What is required = Copy every line with the string "credit" in it.

Data to use =
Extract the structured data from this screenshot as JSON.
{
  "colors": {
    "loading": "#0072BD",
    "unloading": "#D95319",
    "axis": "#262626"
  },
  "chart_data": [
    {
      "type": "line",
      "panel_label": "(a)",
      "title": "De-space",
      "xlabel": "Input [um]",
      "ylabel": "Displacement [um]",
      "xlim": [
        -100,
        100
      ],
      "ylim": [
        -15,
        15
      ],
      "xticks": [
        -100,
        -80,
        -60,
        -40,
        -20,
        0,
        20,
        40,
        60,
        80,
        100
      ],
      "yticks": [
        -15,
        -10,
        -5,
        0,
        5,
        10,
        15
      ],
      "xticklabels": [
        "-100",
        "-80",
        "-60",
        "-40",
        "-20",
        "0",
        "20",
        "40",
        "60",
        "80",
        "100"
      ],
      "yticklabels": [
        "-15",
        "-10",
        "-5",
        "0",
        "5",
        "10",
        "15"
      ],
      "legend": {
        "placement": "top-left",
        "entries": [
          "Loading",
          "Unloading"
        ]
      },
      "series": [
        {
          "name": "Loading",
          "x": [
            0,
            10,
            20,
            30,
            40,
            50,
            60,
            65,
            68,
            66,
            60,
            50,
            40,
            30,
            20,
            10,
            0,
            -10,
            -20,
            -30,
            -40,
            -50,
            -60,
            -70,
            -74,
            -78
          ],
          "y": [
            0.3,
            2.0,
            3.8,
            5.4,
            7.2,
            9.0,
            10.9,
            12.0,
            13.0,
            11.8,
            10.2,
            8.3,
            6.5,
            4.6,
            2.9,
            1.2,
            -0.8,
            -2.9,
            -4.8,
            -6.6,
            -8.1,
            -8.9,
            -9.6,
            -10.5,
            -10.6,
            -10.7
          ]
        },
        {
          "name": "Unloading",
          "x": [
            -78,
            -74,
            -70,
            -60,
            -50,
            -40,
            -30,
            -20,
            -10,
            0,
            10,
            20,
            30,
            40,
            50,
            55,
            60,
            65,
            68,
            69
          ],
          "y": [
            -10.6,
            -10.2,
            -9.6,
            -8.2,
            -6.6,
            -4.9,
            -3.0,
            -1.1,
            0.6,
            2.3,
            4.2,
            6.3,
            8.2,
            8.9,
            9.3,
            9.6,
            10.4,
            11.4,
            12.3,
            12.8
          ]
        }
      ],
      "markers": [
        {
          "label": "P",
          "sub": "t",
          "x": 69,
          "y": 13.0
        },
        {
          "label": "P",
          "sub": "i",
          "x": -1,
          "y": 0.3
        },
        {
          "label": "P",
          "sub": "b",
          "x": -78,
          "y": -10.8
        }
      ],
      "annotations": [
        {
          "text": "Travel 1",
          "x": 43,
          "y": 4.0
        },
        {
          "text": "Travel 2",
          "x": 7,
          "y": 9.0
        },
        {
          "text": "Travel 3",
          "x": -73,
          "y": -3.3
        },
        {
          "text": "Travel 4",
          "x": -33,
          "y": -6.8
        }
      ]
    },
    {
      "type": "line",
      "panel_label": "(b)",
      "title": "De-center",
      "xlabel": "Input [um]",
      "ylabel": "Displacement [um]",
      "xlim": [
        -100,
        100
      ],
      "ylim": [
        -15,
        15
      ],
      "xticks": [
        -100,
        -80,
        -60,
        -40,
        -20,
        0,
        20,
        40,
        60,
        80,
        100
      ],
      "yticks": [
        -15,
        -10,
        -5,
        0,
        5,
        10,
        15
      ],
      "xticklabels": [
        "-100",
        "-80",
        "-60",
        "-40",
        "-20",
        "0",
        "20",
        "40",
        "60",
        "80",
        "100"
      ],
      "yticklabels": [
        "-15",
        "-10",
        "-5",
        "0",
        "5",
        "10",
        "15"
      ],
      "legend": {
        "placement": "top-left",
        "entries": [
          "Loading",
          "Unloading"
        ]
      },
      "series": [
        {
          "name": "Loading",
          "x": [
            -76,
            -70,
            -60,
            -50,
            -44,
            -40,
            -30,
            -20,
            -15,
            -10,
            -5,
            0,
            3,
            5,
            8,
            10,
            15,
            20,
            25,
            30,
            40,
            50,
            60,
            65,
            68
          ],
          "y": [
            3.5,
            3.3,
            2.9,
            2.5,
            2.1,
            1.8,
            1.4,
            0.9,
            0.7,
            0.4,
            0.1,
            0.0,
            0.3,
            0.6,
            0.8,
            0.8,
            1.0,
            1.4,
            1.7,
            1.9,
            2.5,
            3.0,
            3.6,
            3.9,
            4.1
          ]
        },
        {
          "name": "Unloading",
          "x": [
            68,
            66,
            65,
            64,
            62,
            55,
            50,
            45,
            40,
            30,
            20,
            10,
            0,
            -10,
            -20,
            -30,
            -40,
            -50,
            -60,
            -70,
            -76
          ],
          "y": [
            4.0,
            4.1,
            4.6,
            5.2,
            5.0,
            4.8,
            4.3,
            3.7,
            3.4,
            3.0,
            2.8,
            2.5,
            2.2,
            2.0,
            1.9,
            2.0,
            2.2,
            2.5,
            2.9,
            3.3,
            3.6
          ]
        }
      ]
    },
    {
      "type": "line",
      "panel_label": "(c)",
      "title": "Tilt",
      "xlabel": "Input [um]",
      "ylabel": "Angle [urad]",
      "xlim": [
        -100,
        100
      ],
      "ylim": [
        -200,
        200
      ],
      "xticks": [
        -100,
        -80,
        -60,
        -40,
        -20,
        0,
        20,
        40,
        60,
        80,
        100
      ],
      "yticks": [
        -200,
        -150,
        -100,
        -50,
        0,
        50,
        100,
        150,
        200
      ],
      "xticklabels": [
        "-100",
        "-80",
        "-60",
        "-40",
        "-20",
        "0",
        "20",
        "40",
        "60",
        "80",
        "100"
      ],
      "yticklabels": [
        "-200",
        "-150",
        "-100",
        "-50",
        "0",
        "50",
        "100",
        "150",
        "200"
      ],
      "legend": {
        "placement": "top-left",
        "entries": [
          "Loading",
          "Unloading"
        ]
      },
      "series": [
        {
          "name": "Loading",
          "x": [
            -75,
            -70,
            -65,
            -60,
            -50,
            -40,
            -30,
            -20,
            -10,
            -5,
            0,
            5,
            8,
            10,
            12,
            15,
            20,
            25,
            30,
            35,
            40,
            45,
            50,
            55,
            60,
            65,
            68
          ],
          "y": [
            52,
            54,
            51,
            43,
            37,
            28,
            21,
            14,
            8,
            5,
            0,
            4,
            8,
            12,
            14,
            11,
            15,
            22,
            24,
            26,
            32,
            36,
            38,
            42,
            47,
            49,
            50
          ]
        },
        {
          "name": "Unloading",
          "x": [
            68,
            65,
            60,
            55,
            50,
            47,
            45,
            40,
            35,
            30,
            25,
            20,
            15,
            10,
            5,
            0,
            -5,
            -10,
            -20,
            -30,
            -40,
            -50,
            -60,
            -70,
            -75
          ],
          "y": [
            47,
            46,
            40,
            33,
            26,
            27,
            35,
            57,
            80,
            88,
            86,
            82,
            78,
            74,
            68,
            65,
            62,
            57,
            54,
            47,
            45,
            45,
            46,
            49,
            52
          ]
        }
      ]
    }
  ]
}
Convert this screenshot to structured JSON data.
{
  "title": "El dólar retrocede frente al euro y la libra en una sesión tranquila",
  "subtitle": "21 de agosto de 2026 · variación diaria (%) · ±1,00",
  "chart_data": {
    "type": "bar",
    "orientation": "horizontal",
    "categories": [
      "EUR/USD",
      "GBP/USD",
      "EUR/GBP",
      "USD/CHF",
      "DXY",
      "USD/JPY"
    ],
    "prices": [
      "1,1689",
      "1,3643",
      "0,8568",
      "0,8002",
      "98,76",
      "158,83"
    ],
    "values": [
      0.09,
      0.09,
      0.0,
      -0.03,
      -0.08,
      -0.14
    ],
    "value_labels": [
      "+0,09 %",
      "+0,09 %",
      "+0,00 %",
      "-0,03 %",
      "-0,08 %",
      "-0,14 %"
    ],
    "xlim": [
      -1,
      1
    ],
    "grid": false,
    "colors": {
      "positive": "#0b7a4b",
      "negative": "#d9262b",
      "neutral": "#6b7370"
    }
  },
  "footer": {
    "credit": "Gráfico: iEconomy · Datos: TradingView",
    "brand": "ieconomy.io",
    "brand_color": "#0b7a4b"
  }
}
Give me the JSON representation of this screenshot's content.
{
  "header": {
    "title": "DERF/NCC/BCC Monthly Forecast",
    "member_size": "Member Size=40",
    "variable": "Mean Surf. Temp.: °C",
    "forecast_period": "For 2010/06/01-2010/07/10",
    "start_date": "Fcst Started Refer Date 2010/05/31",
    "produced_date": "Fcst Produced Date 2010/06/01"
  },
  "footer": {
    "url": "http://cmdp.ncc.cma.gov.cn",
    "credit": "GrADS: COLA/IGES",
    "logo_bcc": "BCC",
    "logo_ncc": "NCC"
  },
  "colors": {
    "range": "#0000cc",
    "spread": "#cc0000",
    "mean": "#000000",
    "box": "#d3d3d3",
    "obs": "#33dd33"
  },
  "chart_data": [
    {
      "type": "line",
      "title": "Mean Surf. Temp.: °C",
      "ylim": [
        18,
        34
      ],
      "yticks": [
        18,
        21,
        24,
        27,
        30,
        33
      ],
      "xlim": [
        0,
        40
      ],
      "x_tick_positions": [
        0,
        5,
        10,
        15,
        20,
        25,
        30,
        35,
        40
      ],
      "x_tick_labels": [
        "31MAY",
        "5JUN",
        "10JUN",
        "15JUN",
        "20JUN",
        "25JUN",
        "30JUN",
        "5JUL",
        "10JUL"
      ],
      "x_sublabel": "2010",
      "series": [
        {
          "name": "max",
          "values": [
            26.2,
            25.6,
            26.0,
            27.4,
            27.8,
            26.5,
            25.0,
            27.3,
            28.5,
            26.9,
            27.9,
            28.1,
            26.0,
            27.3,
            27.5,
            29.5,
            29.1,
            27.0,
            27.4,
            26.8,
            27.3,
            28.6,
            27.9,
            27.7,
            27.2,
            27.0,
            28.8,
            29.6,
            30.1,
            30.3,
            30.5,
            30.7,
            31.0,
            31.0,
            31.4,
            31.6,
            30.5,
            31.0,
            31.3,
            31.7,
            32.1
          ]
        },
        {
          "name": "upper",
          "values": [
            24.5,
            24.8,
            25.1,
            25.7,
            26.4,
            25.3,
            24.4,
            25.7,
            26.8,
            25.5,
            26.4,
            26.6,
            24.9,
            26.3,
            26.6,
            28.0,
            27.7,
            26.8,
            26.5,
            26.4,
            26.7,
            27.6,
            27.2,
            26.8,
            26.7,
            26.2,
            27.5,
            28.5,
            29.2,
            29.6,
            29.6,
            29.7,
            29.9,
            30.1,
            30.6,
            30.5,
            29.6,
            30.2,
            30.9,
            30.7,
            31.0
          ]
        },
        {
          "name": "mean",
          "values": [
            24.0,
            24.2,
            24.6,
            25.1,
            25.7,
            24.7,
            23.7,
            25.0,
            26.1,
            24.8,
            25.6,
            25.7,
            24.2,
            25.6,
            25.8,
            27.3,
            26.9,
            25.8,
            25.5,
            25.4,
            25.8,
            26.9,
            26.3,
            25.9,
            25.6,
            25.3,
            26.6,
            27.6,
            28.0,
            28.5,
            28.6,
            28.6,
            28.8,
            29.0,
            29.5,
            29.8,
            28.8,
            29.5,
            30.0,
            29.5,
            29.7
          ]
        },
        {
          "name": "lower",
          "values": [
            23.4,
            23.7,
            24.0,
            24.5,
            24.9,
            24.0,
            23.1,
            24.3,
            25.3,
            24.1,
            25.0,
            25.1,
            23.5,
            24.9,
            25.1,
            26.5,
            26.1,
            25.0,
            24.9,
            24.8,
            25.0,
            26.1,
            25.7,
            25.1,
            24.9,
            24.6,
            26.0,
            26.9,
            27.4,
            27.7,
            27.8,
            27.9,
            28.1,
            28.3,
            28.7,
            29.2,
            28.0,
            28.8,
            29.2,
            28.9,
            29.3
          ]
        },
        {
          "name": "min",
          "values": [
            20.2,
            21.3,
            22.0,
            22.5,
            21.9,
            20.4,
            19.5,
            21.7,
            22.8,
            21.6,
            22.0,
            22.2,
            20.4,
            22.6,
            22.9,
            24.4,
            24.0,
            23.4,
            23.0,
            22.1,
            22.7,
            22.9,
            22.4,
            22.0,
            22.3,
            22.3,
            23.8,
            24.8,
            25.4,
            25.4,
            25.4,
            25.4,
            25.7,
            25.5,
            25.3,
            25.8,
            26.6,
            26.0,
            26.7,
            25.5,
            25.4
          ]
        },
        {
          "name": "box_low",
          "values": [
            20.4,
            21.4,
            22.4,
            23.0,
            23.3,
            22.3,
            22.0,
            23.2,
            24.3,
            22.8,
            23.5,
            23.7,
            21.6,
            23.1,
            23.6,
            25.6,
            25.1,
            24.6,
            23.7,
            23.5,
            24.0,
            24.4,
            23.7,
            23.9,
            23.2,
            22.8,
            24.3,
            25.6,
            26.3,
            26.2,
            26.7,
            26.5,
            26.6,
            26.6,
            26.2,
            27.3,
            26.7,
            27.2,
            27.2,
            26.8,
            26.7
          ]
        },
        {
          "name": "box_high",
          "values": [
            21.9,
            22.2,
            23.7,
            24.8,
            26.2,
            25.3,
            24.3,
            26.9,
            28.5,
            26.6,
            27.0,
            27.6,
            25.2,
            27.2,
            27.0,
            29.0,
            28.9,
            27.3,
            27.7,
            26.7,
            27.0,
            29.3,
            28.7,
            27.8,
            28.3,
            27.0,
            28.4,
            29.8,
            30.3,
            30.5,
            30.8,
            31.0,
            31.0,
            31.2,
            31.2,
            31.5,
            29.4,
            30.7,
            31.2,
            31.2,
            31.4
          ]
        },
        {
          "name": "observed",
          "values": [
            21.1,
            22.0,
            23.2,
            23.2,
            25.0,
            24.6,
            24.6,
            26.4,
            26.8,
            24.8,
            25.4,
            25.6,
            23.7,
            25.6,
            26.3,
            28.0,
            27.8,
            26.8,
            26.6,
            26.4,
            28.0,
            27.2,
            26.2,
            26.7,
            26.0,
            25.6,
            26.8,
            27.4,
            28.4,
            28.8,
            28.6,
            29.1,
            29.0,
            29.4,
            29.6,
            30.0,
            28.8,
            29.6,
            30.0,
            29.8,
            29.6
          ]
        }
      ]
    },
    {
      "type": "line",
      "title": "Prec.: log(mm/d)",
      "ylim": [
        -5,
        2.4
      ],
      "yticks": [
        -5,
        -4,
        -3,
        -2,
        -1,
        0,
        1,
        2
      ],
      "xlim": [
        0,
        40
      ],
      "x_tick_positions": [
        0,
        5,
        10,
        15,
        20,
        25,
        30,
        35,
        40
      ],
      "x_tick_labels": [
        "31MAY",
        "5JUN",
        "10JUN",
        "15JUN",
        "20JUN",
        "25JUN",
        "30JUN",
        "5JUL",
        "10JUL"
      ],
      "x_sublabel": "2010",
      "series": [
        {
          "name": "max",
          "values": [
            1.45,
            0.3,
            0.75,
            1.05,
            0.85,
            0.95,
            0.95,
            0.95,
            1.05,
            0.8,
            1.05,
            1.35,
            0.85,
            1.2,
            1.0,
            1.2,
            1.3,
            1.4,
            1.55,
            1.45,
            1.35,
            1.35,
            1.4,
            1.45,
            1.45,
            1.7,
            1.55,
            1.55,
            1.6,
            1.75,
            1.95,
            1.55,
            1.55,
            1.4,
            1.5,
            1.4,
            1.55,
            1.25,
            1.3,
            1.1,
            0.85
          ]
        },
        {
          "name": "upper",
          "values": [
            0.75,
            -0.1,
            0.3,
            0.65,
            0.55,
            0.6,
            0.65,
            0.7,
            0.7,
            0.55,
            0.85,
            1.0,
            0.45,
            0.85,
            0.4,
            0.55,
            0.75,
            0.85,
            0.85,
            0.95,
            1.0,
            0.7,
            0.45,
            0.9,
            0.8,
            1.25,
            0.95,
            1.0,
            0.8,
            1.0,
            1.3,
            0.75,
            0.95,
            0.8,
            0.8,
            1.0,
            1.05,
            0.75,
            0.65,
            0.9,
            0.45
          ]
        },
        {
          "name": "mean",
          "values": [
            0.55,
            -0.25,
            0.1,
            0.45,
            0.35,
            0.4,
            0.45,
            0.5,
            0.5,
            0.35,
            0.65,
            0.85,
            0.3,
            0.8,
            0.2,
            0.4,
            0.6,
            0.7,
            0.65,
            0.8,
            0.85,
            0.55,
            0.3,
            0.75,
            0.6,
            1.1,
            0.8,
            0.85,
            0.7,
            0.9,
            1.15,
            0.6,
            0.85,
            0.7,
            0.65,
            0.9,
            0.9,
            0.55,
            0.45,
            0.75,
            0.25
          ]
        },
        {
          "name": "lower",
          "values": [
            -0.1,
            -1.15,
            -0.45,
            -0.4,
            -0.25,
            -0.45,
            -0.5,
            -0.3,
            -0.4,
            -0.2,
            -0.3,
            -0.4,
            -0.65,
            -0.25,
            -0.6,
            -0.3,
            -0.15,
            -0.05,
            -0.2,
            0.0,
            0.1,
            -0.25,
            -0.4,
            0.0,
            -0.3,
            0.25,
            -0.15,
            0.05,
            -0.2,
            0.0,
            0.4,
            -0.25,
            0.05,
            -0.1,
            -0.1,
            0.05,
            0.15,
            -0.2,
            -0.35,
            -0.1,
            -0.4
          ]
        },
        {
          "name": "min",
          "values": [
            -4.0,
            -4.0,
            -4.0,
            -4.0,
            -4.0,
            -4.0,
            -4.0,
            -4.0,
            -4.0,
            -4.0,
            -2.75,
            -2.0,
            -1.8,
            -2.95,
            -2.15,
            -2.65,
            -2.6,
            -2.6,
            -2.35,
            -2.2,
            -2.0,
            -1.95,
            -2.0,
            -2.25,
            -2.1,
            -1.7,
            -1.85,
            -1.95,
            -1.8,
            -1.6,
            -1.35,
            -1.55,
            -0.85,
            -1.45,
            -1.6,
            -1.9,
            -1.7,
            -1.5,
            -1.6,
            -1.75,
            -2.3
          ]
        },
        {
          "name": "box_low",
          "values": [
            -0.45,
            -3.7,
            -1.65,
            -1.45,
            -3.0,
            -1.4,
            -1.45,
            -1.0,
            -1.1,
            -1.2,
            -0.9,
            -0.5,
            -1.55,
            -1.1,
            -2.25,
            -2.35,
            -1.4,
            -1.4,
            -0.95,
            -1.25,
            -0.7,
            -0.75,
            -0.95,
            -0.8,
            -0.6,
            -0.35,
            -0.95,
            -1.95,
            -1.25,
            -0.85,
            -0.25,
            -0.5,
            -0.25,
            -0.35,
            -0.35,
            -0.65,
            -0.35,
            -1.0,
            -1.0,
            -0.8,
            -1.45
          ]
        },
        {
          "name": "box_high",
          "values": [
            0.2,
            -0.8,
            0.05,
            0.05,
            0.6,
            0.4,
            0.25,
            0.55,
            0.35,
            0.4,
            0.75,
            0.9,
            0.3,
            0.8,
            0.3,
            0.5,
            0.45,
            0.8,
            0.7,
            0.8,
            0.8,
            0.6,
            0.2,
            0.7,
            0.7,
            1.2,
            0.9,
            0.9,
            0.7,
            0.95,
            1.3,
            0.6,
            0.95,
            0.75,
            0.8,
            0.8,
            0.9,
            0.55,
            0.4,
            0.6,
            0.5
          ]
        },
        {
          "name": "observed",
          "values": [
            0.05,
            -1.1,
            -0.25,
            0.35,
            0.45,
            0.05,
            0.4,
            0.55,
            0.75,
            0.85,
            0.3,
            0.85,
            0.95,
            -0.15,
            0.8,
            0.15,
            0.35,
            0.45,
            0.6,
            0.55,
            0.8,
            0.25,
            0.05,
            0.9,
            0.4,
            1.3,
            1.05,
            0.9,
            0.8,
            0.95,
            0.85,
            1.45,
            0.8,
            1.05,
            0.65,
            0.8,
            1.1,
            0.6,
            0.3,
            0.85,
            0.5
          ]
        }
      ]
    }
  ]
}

The result =
    "credit": "Gráfico: iEconomy · Datos: TradingView",
    "credit": "GrADS: COLA/IGES",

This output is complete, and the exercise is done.